I found this book on our shelf tonight and decided to start reading it. It's called Come, Thou Long-Expected Jesus, published by Crossway. There are several short sections by various authors that can be read each day to prepare for Christmas. I haven't read very much of it, but based on what I have read, I'd definitely recommend it.  



The following quote is from today's reading by J.I. Packer; it's a little long, but really good. 
How are we to think of the incarnation: The New Testament does not encourage us to puzzle our heads over the physical and psychological problems that it raises, but to worship God for the love that was shown in it. For it was a great act of condescension and self-humbling. "He, Who had always been God by nature," writes Paul, "did not cling to His prerogatives as God's equal, but stripped Himself of all privilege by consenting to be a slave by nature and being born as mortal man. And, having become man, He humbled Himself by living a life of utter obedience, even to the extent of dying, and the death he died was the death of a common criminal" (Phil. 2:6, PHILLIPS). And all this was for our salvation.

#### Instruction 1
Reproduce, with no changes, the part of the records that opens with the line containing "x-tick-label: 20k <box>725 510 754 523</box>" and continues to the last line of the records.

#### Record extracts
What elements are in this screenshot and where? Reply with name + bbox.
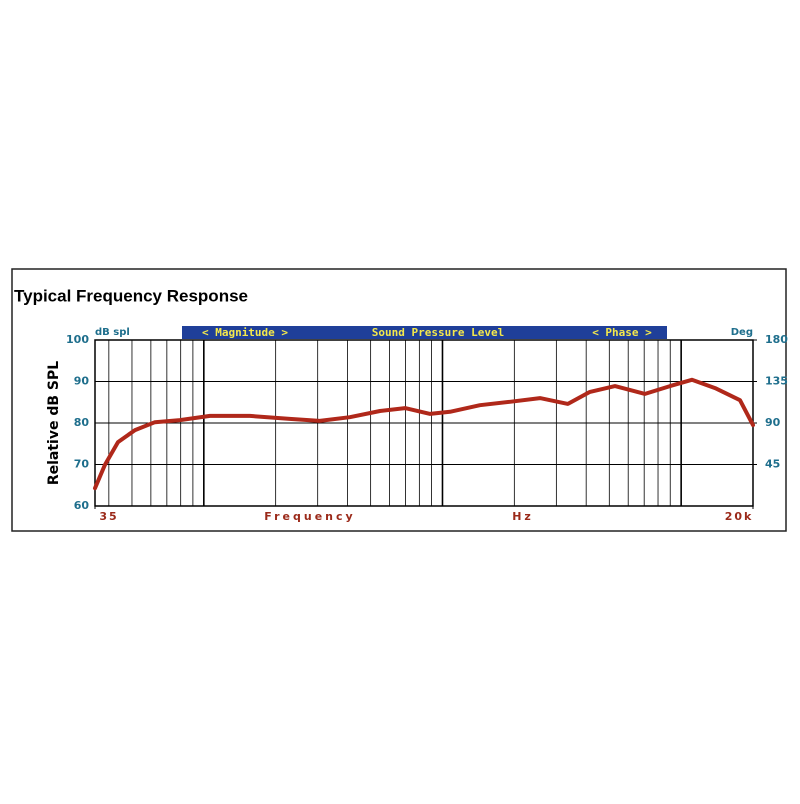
x-tick-label: 20k <box>725 510 754 523</box>
y-tick-label: 100 <box>66 333 89 346</box>
banner-text: Sound Pressure Level <box>372 326 504 339</box>
y2-tick-label: 180 <box>765 333 788 346</box>
banner-text: < Phase > <box>592 326 652 339</box>
response-line <box>93 377 755 491</box>
y2-tick-label: 90 <box>765 416 781 429</box>
y-unit: dB spl <box>95 327 130 338</box>
x-axis-unit: Hz <box>512 510 534 523</box>
banner <box>182 326 667 339</box>
banner-text: < Magnitude > <box>202 326 288 339</box>
y-tick-label: 60 <box>74 499 90 512</box>
y-axis-label: Relative dB SPL <box>46 361 62 485</box>
y2-tick-label: 135 <box>765 375 788 388</box>
y-tick-label: 90 <box>74 375 90 388</box>
y2-tick-label: 45 <box>765 458 780 471</box>
x-tick-label: 35 <box>99 510 118 523</box>
y-tick-label: 70 <box>74 458 90 471</box>
y2-unit: Deg <box>731 327 753 338</box>
chart-title: Typical Frequency Response <box>14 286 248 305</box>
y-tick-label: 80 <box>74 416 90 429</box>
x-axis-label: Frequency <box>264 510 355 523</box>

#### Instruction 2
In the passage about the Christmas reading book, condense the paragraph beginning "I found this book on our shelf" into a short bulleted list that keeps its main facts.

#### Correct result 1
x-tick-label: 20k <box>725 510 754 523</box>
y-tick-label: 100 <box>66 333 89 346</box>
banner-text: Sound Pressure Level <box>372 326 504 339</box>
y2-tick-label: 180 <box>765 333 788 346</box>
banner-text: < Phase > <box>592 326 652 339</box>
response-line <box>93 377 755 491</box>
y2-tick-label: 90 <box>765 416 781 429</box>
y-unit: dB spl <box>95 327 130 338</box>
x-axis-unit: Hz <box>512 510 534 523</box>
banner <box>182 326 667 339</box>
banner-text: < Magnitude > <box>202 326 288 339</box>
y-tick-label: 60 <box>74 499 90 512</box>
y-axis-label: Relative dB SPL <box>46 361 62 485</box>
y2-tick-label: 135 <box>765 375 788 388</box>
y-tick-label: 90 <box>74 375 90 388</box>
y2-tick-label: 45 <box>765 458 780 471</box>
x-tick-label: 35 <box>99 510 118 523</box>
y-tick-label: 70 <box>74 458 90 471</box>
y2-unit: Deg <box>731 327 753 338</box>
chart-title: Typical Frequency Response <box>14 286 248 305</box>
y-tick-label: 80 <box>74 416 90 429</box>
x-axis-label: Frequency <box>264 510 355 523</box>

#### Correct result 2
- Found the book on the shelf tonight and started reading it.
- Title: Come, Thou Long-Expected Jesus, published by Crossway.
- Holds several short sections by various authors, meant to be read each day to prepare for Christmas.
- Only a little has been read so far, but based on that, it is definitely recommended.